#### PROBLEM
Please retype the data in full and exactly; the pictures are not part of the copy.

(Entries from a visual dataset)
━━━━━━━━
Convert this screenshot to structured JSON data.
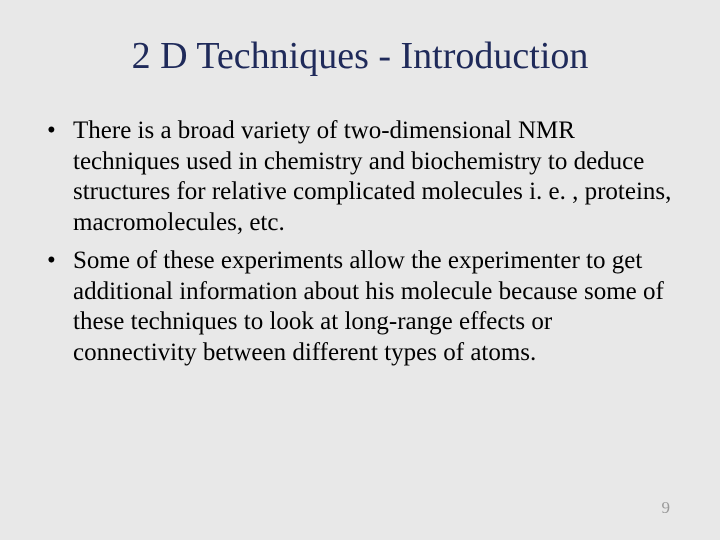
{
  "slide": {
    "title": "2 D Techniques - Introduction",
    "bullets": [
      "There is a broad variety of two-dimensional NMR techniques used in chemistry and biochemistry to deduce structures for relative complicated molecules i. e. , proteins, macromolecules, etc.",
      "Some of these experiments allow the experimenter to get additional information about his molecule because some of these techniques to look at long-range effects or connectivity between different types of atoms."
    ],
    "page_number": "9"
  },
  "style": {
    "background_color": "#e8e8e8",
    "title_color": "#1f2a5a",
    "body_color": "#000000",
    "page_number_color": "#9a9a9a",
    "title_fontsize": 38,
    "body_fontsize": 25,
    "font_family": "Times New Roman"
  }
}
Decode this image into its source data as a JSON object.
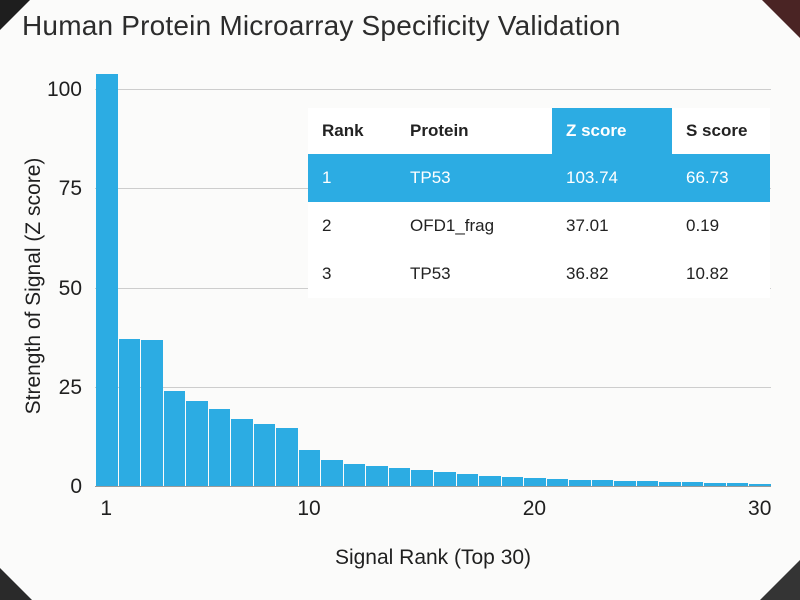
{
  "chart_data": {
    "type": "bar",
    "title": "Human Protein Microarray Specificity Validation",
    "xlabel": "Signal Rank (Top 30)",
    "ylabel": "Strength of Signal (Z score)",
    "ylim": [
      0,
      100
    ],
    "yticks": [
      0,
      25,
      50,
      75,
      100
    ],
    "xticks": [
      1,
      10,
      20,
      30
    ],
    "grid": true,
    "legend": false,
    "bar_color": "#2CACE3",
    "x": [
      1,
      2,
      3,
      4,
      5,
      6,
      7,
      8,
      9,
      10,
      11,
      12,
      13,
      14,
      15,
      16,
      17,
      18,
      19,
      20,
      21,
      22,
      23,
      24,
      25,
      26,
      27,
      28,
      29,
      30
    ],
    "values": [
      103.74,
      37.01,
      36.82,
      24.0,
      21.5,
      19.5,
      17.0,
      15.5,
      14.5,
      9.0,
      6.5,
      5.5,
      5.0,
      4.5,
      4.0,
      3.5,
      3.0,
      2.5,
      2.2,
      2.0,
      1.8,
      1.6,
      1.4,
      1.3,
      1.2,
      1.0,
      0.9,
      0.8,
      0.7,
      0.6
    ]
  },
  "table": {
    "headers": [
      "Rank",
      "Protein",
      "Z score",
      "S score"
    ],
    "header_highlight_col": 2,
    "highlight_row": 0,
    "highlight_color": "#2CACE3",
    "rows": [
      [
        "1",
        "TP53",
        "103.74",
        "66.73"
      ],
      [
        "2",
        "OFD1_frag",
        "37.01",
        "0.19"
      ],
      [
        "3",
        "TP53",
        "36.82",
        "10.82"
      ]
    ]
  }
}
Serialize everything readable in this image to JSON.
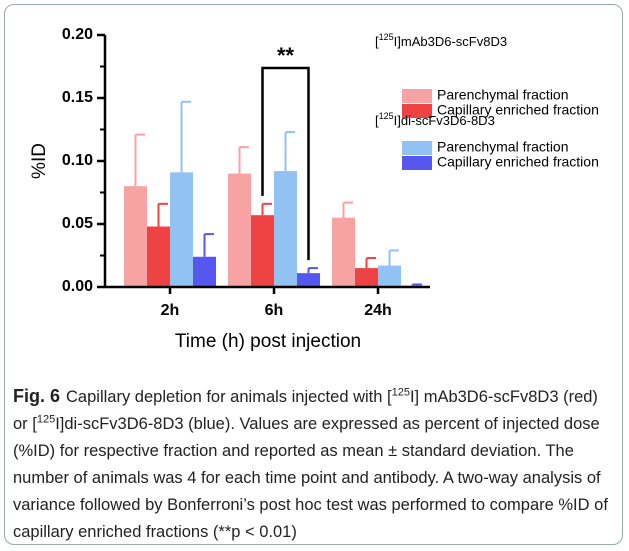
{
  "chart_data": {
    "type": "bar",
    "categories": [
      "2h",
      "6h",
      "24h"
    ],
    "series": [
      {
        "name": "Parenchymal fraction",
        "color": "#f7a3a3",
        "values": [
          0.08,
          0.09,
          0.055
        ],
        "errors": [
          0.041,
          0.021,
          0.012
        ]
      },
      {
        "name": "Capillary enriched fraction",
        "color": "#ef4343",
        "values": [
          0.048,
          0.057,
          0.015
        ],
        "errors": [
          0.018,
          0.009,
          0.008
        ]
      },
      {
        "name": "Parenchymal fraction",
        "color": "#92c2f2",
        "values": [
          0.091,
          0.092,
          0.017
        ],
        "errors": [
          0.056,
          0.031,
          0.012
        ]
      },
      {
        "name": "Capillary enriched fraction",
        "color": "#5757ef",
        "values": [
          0.024,
          0.011,
          0.001
        ],
        "errors": [
          0.018,
          0.004,
          0.001
        ]
      }
    ],
    "legend_titles": [
      [
        "[",
        "125",
        "I]mAb3D6-scFv8D3"
      ],
      [
        "[",
        "125",
        "I]di-scFv3D6-8D3"
      ]
    ],
    "annotation": "**",
    "ylabel": "%ID",
    "xlabel": "Time (h) post injection",
    "ylim": [
      0,
      0.2
    ],
    "yticks": [
      {
        "value": 0,
        "label": "0.00"
      },
      {
        "value": 0.05,
        "label": "0.05"
      },
      {
        "value": 0.1,
        "label": "0.10"
      },
      {
        "value": 0.15,
        "label": "0.15"
      },
      {
        "value": 0.2,
        "label": "0.20"
      }
    ],
    "yminor_ticks": [
      0.025,
      0.075,
      0.125,
      0.175
    ]
  },
  "caption": {
    "label": "Fig. 6",
    "parts": [
      "Capillary depletion for animals injected with [",
      "125",
      "I] mAb3D6-scFv8D3 (red) or [",
      "125",
      "I]di-scFv3D6-8D3 (blue). Values are expressed as percent of injected dose (%ID) for respective fraction and reported as mean ± standard deviation. The number of animals was 4 for each time point and antibody. A two-way analysis of variance followed by Bonferroni’s post hoc test was performed to compare %ID of capillary enriched fractions (**p < 0.01)"
    ]
  }
}
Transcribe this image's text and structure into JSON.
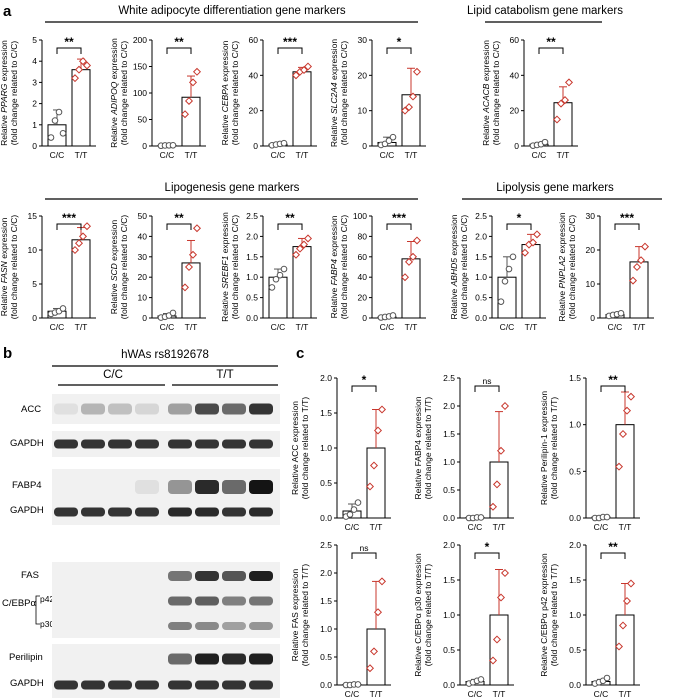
━━━━━━━━
#### REPLY TO THE TASK
Convert this screenshot to structured JSON data.
{
  "slide": {
    "title": "2 D Techniques - Introduction",
    "bullets": [
      "There is a broad variety of two-dimensional NMR techniques used in chemistry and biochemistry to deduce structures for relative complicated molecules i. e. , proteins, macromolecules, etc.",
      "Some of these experiments allow the experimenter to get additional information about his molecule because some of these techniques to look at long-range effects or connectivity between different types of atoms."
    ],
    "page_number": "9"
  },
  "style": {
    "background_color": "#e8e8e8",
    "title_color": "#1f2a5a",
    "body_color": "#000000",
    "page_number_color": "#9a9a9a",
    "title_fontsize": 38,
    "body_fontsize": 25,
    "font_family": "Times New Roman"
  }
}
Decode this image into its source data as a JSON object.
{
  "chart_data": {
    "type": "bar",
    "title": "Human Protein Microarray Specificity Validation",
    "xlabel": "Signal Rank (Top 30)",
    "ylabel": "Strength of Signal (Z score)",
    "ylim": [
      0,
      100
    ],
    "yticks": [
      0,
      25,
      50,
      75,
      100
    ],
    "xticks": [
      1,
      10,
      20,
      30
    ],
    "grid": true,
    "legend": false,
    "bar_color": "#2CACE3",
    "x": [
      1,
      2,
      3,
      4,
      5,
      6,
      7,
      8,
      9,
      10,
      11,
      12,
      13,
      14,
      15,
      16,
      17,
      18,
      19,
      20,
      21,
      22,
      23,
      24,
      25,
      26,
      27,
      28,
      29,
      30
    ],
    "values": [
      103.74,
      37.01,
      36.82,
      24.0,
      21.5,
      19.5,
      17.0,
      15.5,
      14.5,
      9.0,
      6.5,
      5.5,
      5.0,
      4.5,
      4.0,
      3.5,
      3.0,
      2.5,
      2.2,
      2.0,
      1.8,
      1.6,
      1.4,
      1.3,
      1.2,
      1.0,
      0.9,
      0.8,
      0.7,
      0.6
    ]
  },
  "table": {
    "headers": [
      "Rank",
      "Protein",
      "Z score",
      "S score"
    ],
    "header_highlight_col": 2,
    "highlight_row": 0,
    "highlight_color": "#2CACE3",
    "rows": [
      [
        "1",
        "TP53",
        "103.74",
        "66.73"
      ],
      [
        "2",
        "OFD1_frag",
        "37.01",
        "0.19"
      ],
      [
        "3",
        "TP53",
        "36.82",
        "10.82"
      ]
    ]
  }
}
Serialize everything readable in this image to JSON.
{
  "chart_data": {
    "type": "bar",
    "categories": [
      "2h",
      "6h",
      "24h"
    ],
    "series": [
      {
        "name": "Parenchymal fraction",
        "color": "#f7a3a3",
        "values": [
          0.08,
          0.09,
          0.055
        ],
        "errors": [
          0.041,
          0.021,
          0.012
        ]
      },
      {
        "name": "Capillary enriched fraction",
        "color": "#ef4343",
        "values": [
          0.048,
          0.057,
          0.015
        ],
        "errors": [
          0.018,
          0.009,
          0.008
        ]
      },
      {
        "name": "Parenchymal fraction",
        "color": "#92c2f2",
        "values": [
          0.091,
          0.092,
          0.017
        ],
        "errors": [
          0.056,
          0.031,
          0.012
        ]
      },
      {
        "name": "Capillary enriched fraction",
        "color": "#5757ef",
        "values": [
          0.024,
          0.011,
          0.001
        ],
        "errors": [
          0.018,
          0.004,
          0.001
        ]
      }
    ],
    "legend_titles": [
      [
        "[",
        "125",
        "I]mAb3D6-scFv8D3"
      ],
      [
        "[",
        "125",
        "I]di-scFv3D6-8D3"
      ]
    ],
    "annotation": "**",
    "ylabel": "%ID",
    "xlabel": "Time (h) post injection",
    "ylim": [
      0,
      0.2
    ],
    "yticks": [
      {
        "value": 0,
        "label": "0.00"
      },
      {
        "value": 0.05,
        "label": "0.05"
      },
      {
        "value": 0.1,
        "label": "0.10"
      },
      {
        "value": 0.15,
        "label": "0.15"
      },
      {
        "value": 0.2,
        "label": "0.20"
      }
    ],
    "yminor_ticks": [
      0.025,
      0.075,
      0.125,
      0.175
    ]
  },
  "caption": {
    "label": "Fig. 6",
    "parts": [
      "Capillary depletion for animals injected with [",
      "125",
      "I] mAb3D6-scFv8D3 (red) or [",
      "125",
      "I]di-scFv3D6-8D3 (blue). Values are expressed as percent of injected dose (%ID) for respective fraction and reported as mean ± standard deviation. The number of animals was 4 for each time point and antibody. A two-way analysis of variance followed by Bonferroni’s post hoc test was performed to compare %ID of capillary enriched fractions (**p < 0.01)"
    ]
  }
}
Transcribe this image's text and structure into JSON.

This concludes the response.